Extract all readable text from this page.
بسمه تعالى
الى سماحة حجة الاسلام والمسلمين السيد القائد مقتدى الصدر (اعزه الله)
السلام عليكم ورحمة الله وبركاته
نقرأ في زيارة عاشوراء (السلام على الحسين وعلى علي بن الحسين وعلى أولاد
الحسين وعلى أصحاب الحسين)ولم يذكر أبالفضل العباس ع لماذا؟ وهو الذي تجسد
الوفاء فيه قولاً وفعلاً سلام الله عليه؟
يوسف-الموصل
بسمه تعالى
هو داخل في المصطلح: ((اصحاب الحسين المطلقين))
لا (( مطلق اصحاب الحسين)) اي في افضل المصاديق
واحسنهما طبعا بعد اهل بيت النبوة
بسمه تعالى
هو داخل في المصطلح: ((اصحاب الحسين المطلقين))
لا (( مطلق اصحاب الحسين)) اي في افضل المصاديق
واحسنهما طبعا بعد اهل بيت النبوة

---

Output the full listing exactly as it stands.

Extract all readable text from this page.
بسمه تعالى
الى سماحة حجة الاسلام والمسلمين السيد القائد مقتدى الصدر (اعزه الله)
السلام عليكم ورحمة الله وبركاته
نقرأ في زيارة عاشوراء (السلام على الحسين وعلى علي بن الحسين وعلى أولاد
الحسين وعلى أصحاب الحسين)ولم يذكر أبالفضل العباس ع لماذا؟ وهو الذي تجسد
الوفاء فيه قولاً وفعلاً سلام الله عليه؟
يوسف-الموصل
بسمه تعالى
هو داخل في المصطلح: ((اصحاب الحسين المطلقين))
لا (( مطلق اصحاب الحسين)) اي في افضل المصاديق
واحسنهما طبعا بعد اهل بيت النبوة
بسمه تعالى
هو داخل في المصطلح: ((اصحاب الحسين المطلقين))
لا (( مطلق اصحاب الحسين)) اي في افضل المصاديق
واحسنهما طبعا بعد اهل بيت النبوة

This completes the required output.